Problem statement:
Find every line containing the word "offset" in the records below; report only how many there are.
START
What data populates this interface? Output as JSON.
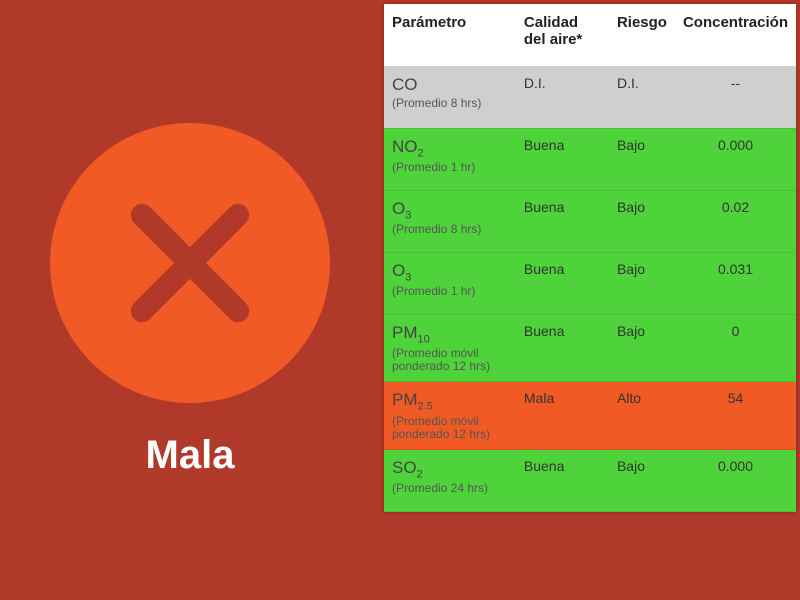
{
  "colors": {
    "background": "#b1392a",
    "circle": "#f15a24",
    "x_stroke": "#b1392a",
    "status_text": "#ffffff",
    "row_header_bg": "#ffffff",
    "row_di_bg": "#cfcfcf",
    "row_good_bg": "#4fd33a",
    "row_bad_bg": "#f15a24"
  },
  "status": {
    "label": "Mala"
  },
  "table": {
    "headers": {
      "parametro": "Parámetro",
      "calidad": "Calidad del aire*",
      "riesgo": "Riesgo",
      "concentracion": "Concentración"
    },
    "rows": [
      {
        "name_html": "CO",
        "subtitle": "(Promedio 8 hrs)",
        "calidad": "D.I.",
        "riesgo": "D.I.",
        "conc": "--",
        "bg_key": "row_di_bg"
      },
      {
        "name_html": "NO<sub>2</sub>",
        "subtitle": "(Promedio 1 hr)",
        "calidad": "Buena",
        "riesgo": "Bajo",
        "conc": "0.000",
        "bg_key": "row_good_bg"
      },
      {
        "name_html": "O<sub>3</sub>",
        "subtitle": "(Promedio 8 hrs)",
        "calidad": "Buena",
        "riesgo": "Bajo",
        "conc": "0.02",
        "bg_key": "row_good_bg"
      },
      {
        "name_html": "O<sub>3</sub>",
        "subtitle": "(Promedio 1 hr)",
        "calidad": "Buena",
        "riesgo": "Bajo",
        "conc": "0.031",
        "bg_key": "row_good_bg"
      },
      {
        "name_html": "PM<sub>10</sub>",
        "subtitle": "(Promedio móvil ponderado 12 hrs)",
        "calidad": "Buena",
        "riesgo": "Bajo",
        "conc": "0",
        "bg_key": "row_good_bg"
      },
      {
        "name_html": "PM<sub>2.5</sub>",
        "subtitle": "(Promedio móvil ponderado 12 hrs)",
        "calidad": "Mala",
        "riesgo": "Alto",
        "conc": "54",
        "bg_key": "row_bad_bg"
      },
      {
        "name_html": "SO<sub>2</sub>",
        "subtitle": "(Promedio 24 hrs)",
        "calidad": "Buena",
        "riesgo": "Bajo",
        "conc": "0.000",
        "bg_key": "row_good_bg"
      }
    ]
  }
}
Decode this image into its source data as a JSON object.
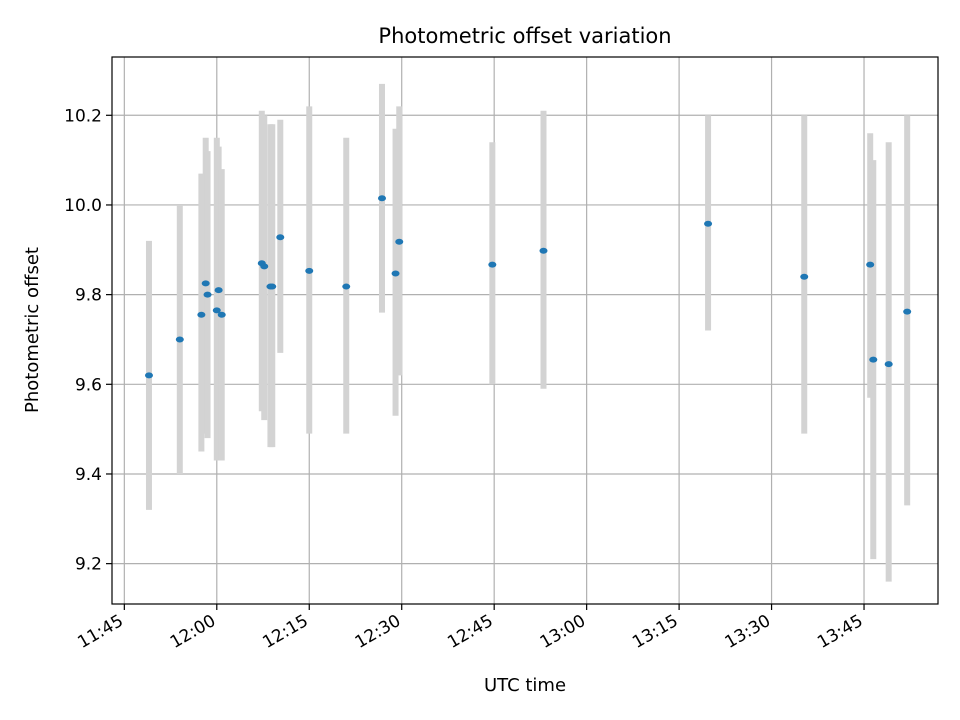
{
  "chart_data": {
    "type": "scatter",
    "title": "Photometric offset variation",
    "xlabel": "UTC time",
    "ylabel": "Photometric offset",
    "x_unit": "time of day (HH:MM)",
    "xlim": [
      "11:43",
      "13:57"
    ],
    "ylim": [
      9.11,
      10.33
    ],
    "x_ticks": [
      "11:45",
      "12:00",
      "12:15",
      "12:30",
      "12:45",
      "13:00",
      "13:15",
      "13:30",
      "13:45"
    ],
    "y_ticks": [
      "9.2",
      "9.4",
      "9.6",
      "9.8",
      "10.0",
      "10.2"
    ],
    "grid": true,
    "colors": {
      "points": "#1f77b4",
      "error_bars": "#d3d3d3",
      "grid": "#b0b0b0"
    },
    "series": [
      {
        "points": [
          {
            "x": "11:49",
            "y": 9.62,
            "ylow": 9.32,
            "yhigh": 9.92
          },
          {
            "x": "11:54",
            "y": 9.7,
            "ylow": 9.4,
            "yhigh": 10.0
          },
          {
            "x": "11:57.5",
            "y": 9.755,
            "ylow": 9.45,
            "yhigh": 10.07
          },
          {
            "x": "11:58.2",
            "y": 9.825,
            "ylow": 9.49,
            "yhigh": 10.15
          },
          {
            "x": "11:58.5",
            "y": 9.8,
            "ylow": 9.48,
            "yhigh": 10.12
          },
          {
            "x": "12:00",
            "y": 9.765,
            "ylow": 9.43,
            "yhigh": 10.15
          },
          {
            "x": "12:00.3",
            "y": 9.81,
            "ylow": 9.47,
            "yhigh": 10.13
          },
          {
            "x": "12:00.8",
            "y": 9.755,
            "ylow": 9.43,
            "yhigh": 10.08
          },
          {
            "x": "12:07.3",
            "y": 9.87,
            "ylow": 9.54,
            "yhigh": 10.21
          },
          {
            "x": "12:07.7",
            "y": 9.863,
            "ylow": 9.52,
            "yhigh": 10.2
          },
          {
            "x": "12:08.7",
            "y": 9.818,
            "ylow": 9.46,
            "yhigh": 10.18
          },
          {
            "x": "12:09",
            "y": 9.818,
            "ylow": 9.46,
            "yhigh": 10.18
          },
          {
            "x": "12:10.3",
            "y": 9.928,
            "ylow": 9.67,
            "yhigh": 10.19
          },
          {
            "x": "12:15",
            "y": 9.853,
            "ylow": 9.49,
            "yhigh": 10.22
          },
          {
            "x": "12:21",
            "y": 9.818,
            "ylow": 9.49,
            "yhigh": 10.15
          },
          {
            "x": "12:26.8",
            "y": 10.015,
            "ylow": 9.76,
            "yhigh": 10.27
          },
          {
            "x": "12:29",
            "y": 9.847,
            "ylow": 9.53,
            "yhigh": 10.17
          },
          {
            "x": "12:29.6",
            "y": 9.918,
            "ylow": 9.62,
            "yhigh": 10.22
          },
          {
            "x": "12:44.7",
            "y": 9.867,
            "ylow": 9.6,
            "yhigh": 10.14
          },
          {
            "x": "12:53",
            "y": 9.898,
            "ylow": 9.59,
            "yhigh": 10.21
          },
          {
            "x": "13:19.7",
            "y": 9.958,
            "ylow": 9.72,
            "yhigh": 10.2
          },
          {
            "x": "13:35.3",
            "y": 9.84,
            "ylow": 9.49,
            "yhigh": 10.2
          },
          {
            "x": "13:46",
            "y": 9.867,
            "ylow": 9.57,
            "yhigh": 10.16
          },
          {
            "x": "13:46.5",
            "y": 9.655,
            "ylow": 9.21,
            "yhigh": 10.1
          },
          {
            "x": "13:49",
            "y": 9.645,
            "ylow": 9.16,
            "yhigh": 10.14
          },
          {
            "x": "13:52",
            "y": 9.762,
            "ylow": 9.33,
            "yhigh": 10.2
          }
        ]
      }
    ]
  }
}
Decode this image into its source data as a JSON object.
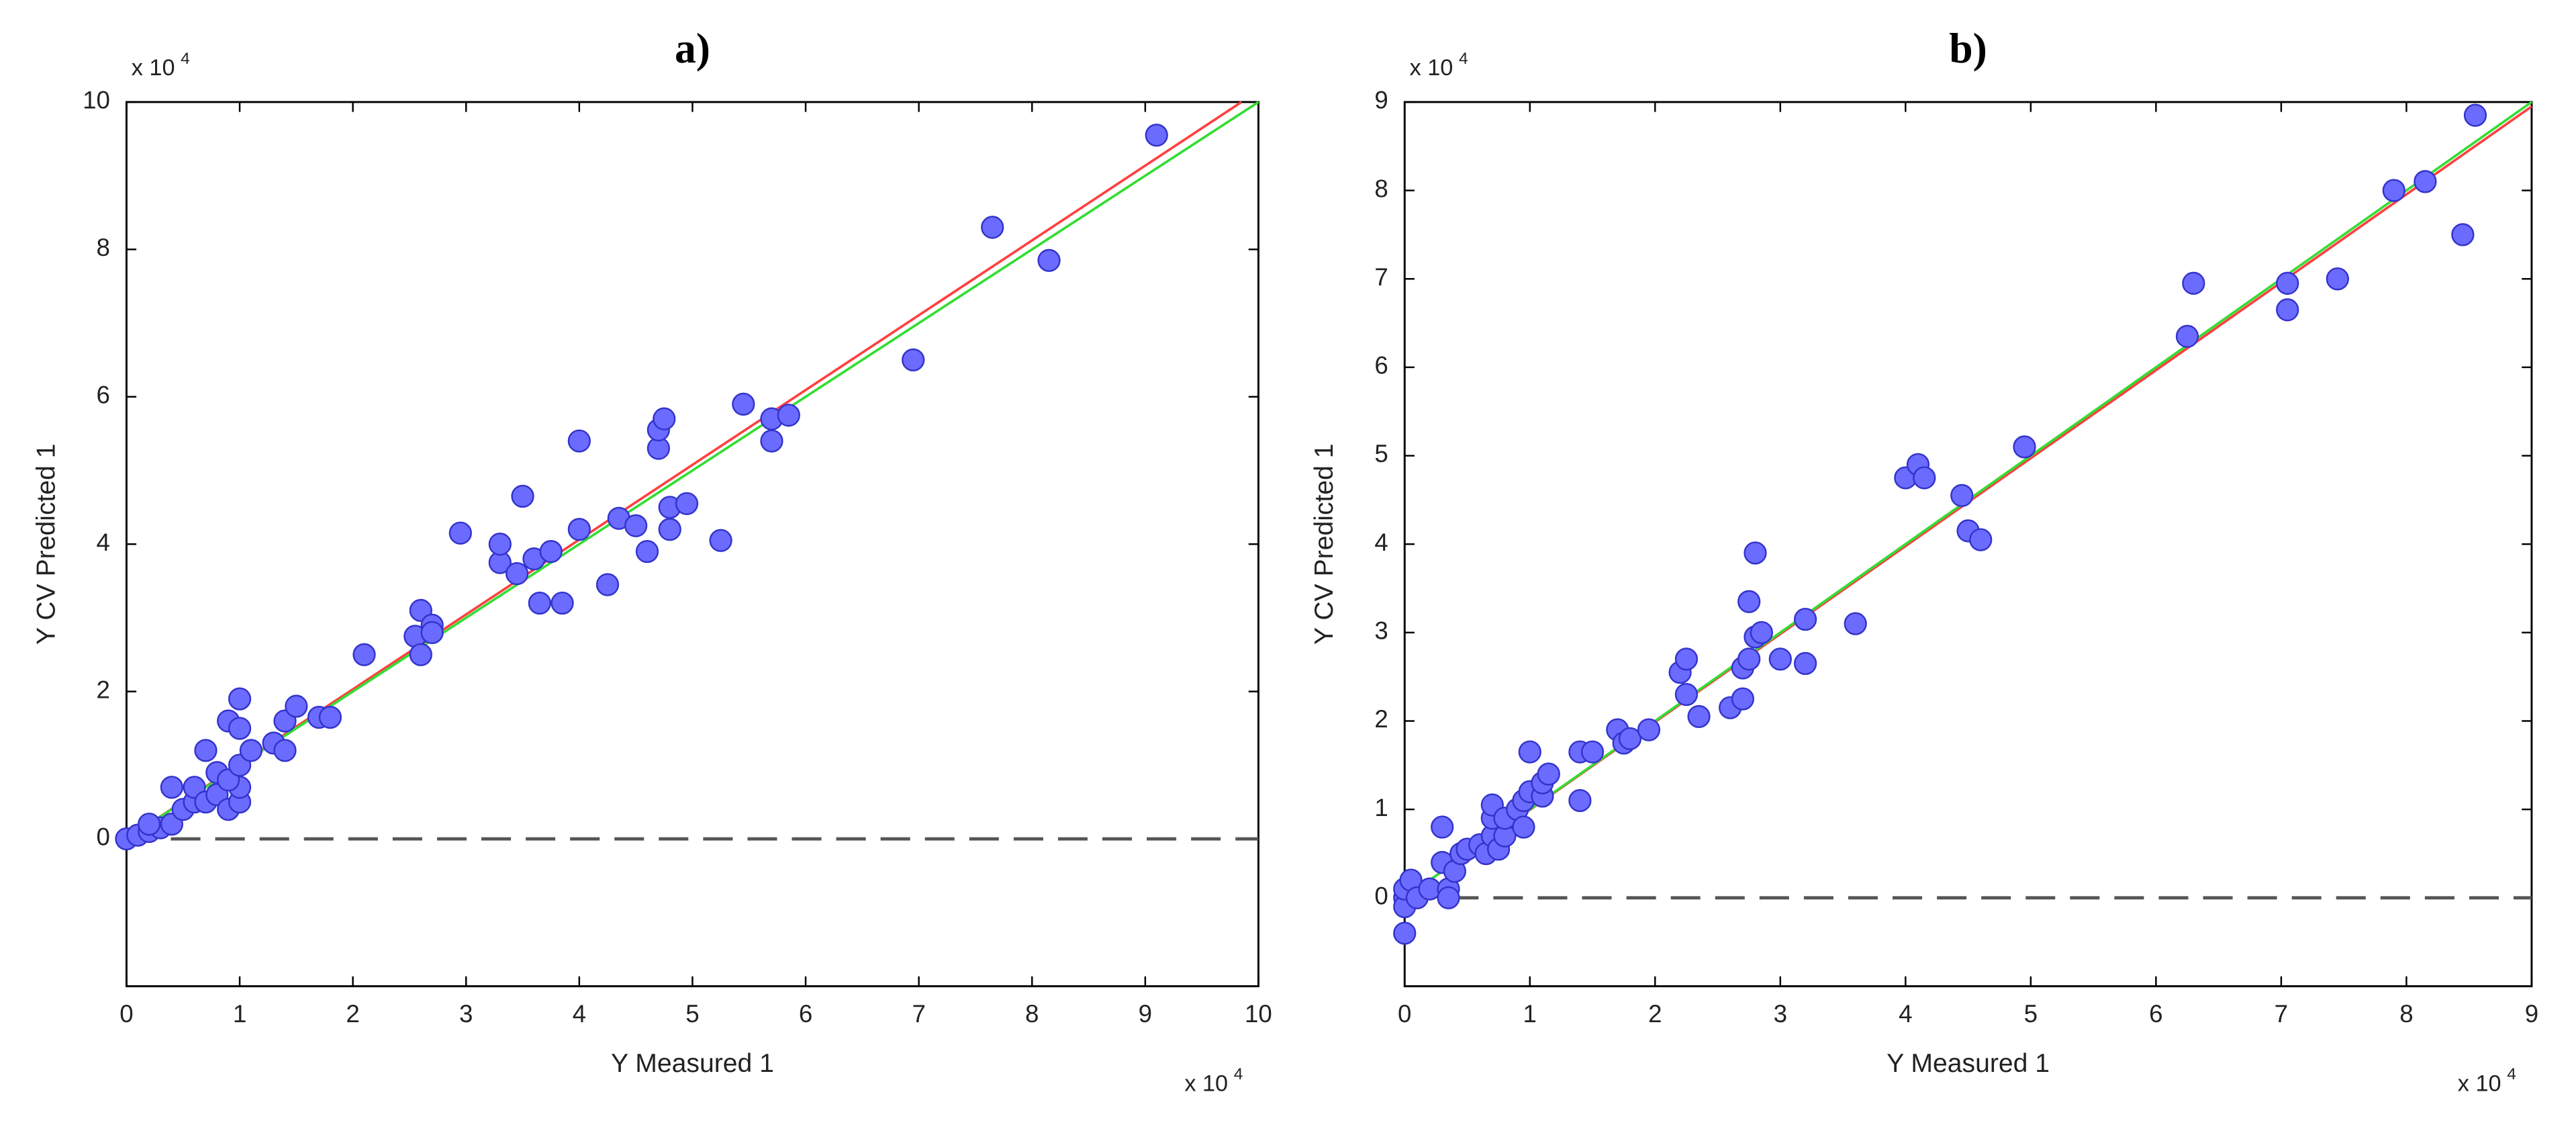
{
  "chart_data": [
    {
      "type": "scatter",
      "title": "a)",
      "xlabel": "Y Measured 1",
      "ylabel": "Y CV Predicted 1",
      "axis_multiplier": "x 10",
      "axis_multiplier_exp": "4",
      "xlim": [
        0,
        10
      ],
      "ylim": [
        -2,
        10
      ],
      "xticks": [
        0,
        1,
        2,
        3,
        4,
        5,
        6,
        7,
        8,
        9,
        10
      ],
      "yticks": [
        0,
        2,
        4,
        6,
        8,
        10
      ],
      "marker_color": "#6b6bff",
      "marker_edge": "#3333cc",
      "series": [
        {
          "x": [
            0,
            0.1,
            0.2,
            0.3,
            0.4,
            0.2,
            0.5,
            0.6,
            0.4,
            0.6,
            0.7,
            0.8,
            0.9,
            1.0,
            0.8,
            1.0,
            0.9,
            1.0,
            1.1,
            0.7,
            0.9,
            1.0,
            1.0,
            1.3,
            1.4,
            1.4,
            1.5,
            1.7,
            1.8,
            2.1,
            2.55,
            2.6,
            2.6,
            2.7,
            2.7,
            2.95,
            3.3,
            3.3,
            3.45,
            3.5,
            3.6,
            3.65,
            3.75,
            3.85,
            4.0,
            4.0,
            4.25,
            4.35,
            4.5,
            4.6,
            4.7,
            4.7,
            4.75,
            4.8,
            4.8,
            4.95,
            5.25,
            5.45,
            5.7,
            5.7,
            5.85,
            6.95,
            7.65,
            8.15,
            9.1
          ],
          "values": [
            0,
            0.05,
            0.1,
            0.15,
            0.2,
            0.2,
            0.4,
            0.5,
            0.7,
            0.7,
            0.5,
            0.6,
            0.4,
            0.5,
            0.9,
            0.7,
            0.8,
            1.0,
            1.2,
            1.2,
            1.6,
            1.5,
            1.9,
            1.3,
            1.2,
            1.6,
            1.8,
            1.65,
            1.65,
            2.5,
            2.75,
            3.1,
            2.5,
            2.9,
            2.8,
            4.15,
            3.75,
            4.0,
            3.6,
            4.65,
            3.8,
            3.2,
            3.9,
            3.2,
            5.4,
            4.2,
            3.45,
            4.35,
            4.25,
            3.9,
            5.3,
            5.55,
            5.7,
            4.5,
            4.2,
            4.55,
            4.05,
            5.9,
            5.7,
            5.4,
            5.75,
            6.5,
            8.3,
            7.85,
            9.55
          ]
        }
      ],
      "lines": [
        {
          "color": "#ff4040",
          "x": [
            0,
            9.85
          ],
          "values": [
            0,
            10
          ]
        },
        {
          "color": "#33dd33",
          "x": [
            0,
            10
          ],
          "values": [
            0,
            10
          ]
        }
      ],
      "hline": {
        "value": 0,
        "color": "#555555",
        "dashed": true
      }
    },
    {
      "type": "scatter",
      "title": "b)",
      "xlabel": "Y Measured 1",
      "ylabel": "Y CV Predicted 1",
      "axis_multiplier": "x 10",
      "axis_multiplier_exp": "4",
      "xlim": [
        0,
        9
      ],
      "ylim": [
        -1,
        9
      ],
      "xticks": [
        0,
        1,
        2,
        3,
        4,
        5,
        6,
        7,
        8,
        9
      ],
      "yticks": [
        0,
        1,
        2,
        3,
        4,
        5,
        6,
        7,
        8,
        9
      ],
      "marker_color": "#6b6bff",
      "marker_edge": "#3333cc",
      "series": [
        {
          "x": [
            0,
            0,
            0,
            0,
            0.05,
            0.1,
            0.2,
            0.3,
            0.3,
            0.35,
            0.35,
            0.4,
            0.45,
            0.5,
            0.6,
            0.65,
            0.7,
            0.7,
            0.7,
            0.75,
            0.8,
            0.8,
            0.9,
            0.95,
            0.95,
            1.0,
            1.0,
            1.1,
            1.1,
            1.15,
            1.4,
            1.4,
            1.5,
            1.7,
            1.75,
            1.8,
            1.95,
            2.2,
            2.25,
            2.25,
            2.35,
            2.6,
            2.7,
            2.7,
            2.75,
            2.75,
            2.8,
            2.8,
            2.85,
            3.0,
            3.2,
            3.2,
            3.6,
            4.0,
            4.1,
            4.15,
            4.45,
            4.5,
            4.6,
            4.95,
            6.25,
            6.3,
            7.05,
            7.05,
            7.45,
            7.9,
            8.15,
            8.45,
            8.55
          ],
          "values": [
            0,
            -0.4,
            -0.1,
            0.1,
            0.2,
            0,
            0.1,
            0.4,
            0.8,
            0.1,
            0,
            0.3,
            0.5,
            0.55,
            0.6,
            0.5,
            0.7,
            0.9,
            1.05,
            0.55,
            0.7,
            0.9,
            1.0,
            0.8,
            1.1,
            1.2,
            1.65,
            1.15,
            1.3,
            1.4,
            1.1,
            1.65,
            1.65,
            1.9,
            1.75,
            1.8,
            1.9,
            2.55,
            2.7,
            2.3,
            2.05,
            2.15,
            2.25,
            2.6,
            2.7,
            3.35,
            2.95,
            3.9,
            3.0,
            2.7,
            3.15,
            2.65,
            3.1,
            4.75,
            4.9,
            4.75,
            4.55,
            4.15,
            4.05,
            5.1,
            6.35,
            6.95,
            6.95,
            6.65,
            7.0,
            8.0,
            8.1,
            7.5,
            8.85
          ]
        }
      ],
      "lines": [
        {
          "color": "#ff4040",
          "x": [
            0,
            9
          ],
          "values": [
            0,
            8.95
          ]
        },
        {
          "color": "#33dd33",
          "x": [
            0,
            9
          ],
          "values": [
            0,
            9
          ]
        }
      ],
      "hline": {
        "value": 0,
        "color": "#555555",
        "dashed": true
      }
    }
  ]
}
END
Task solution:
2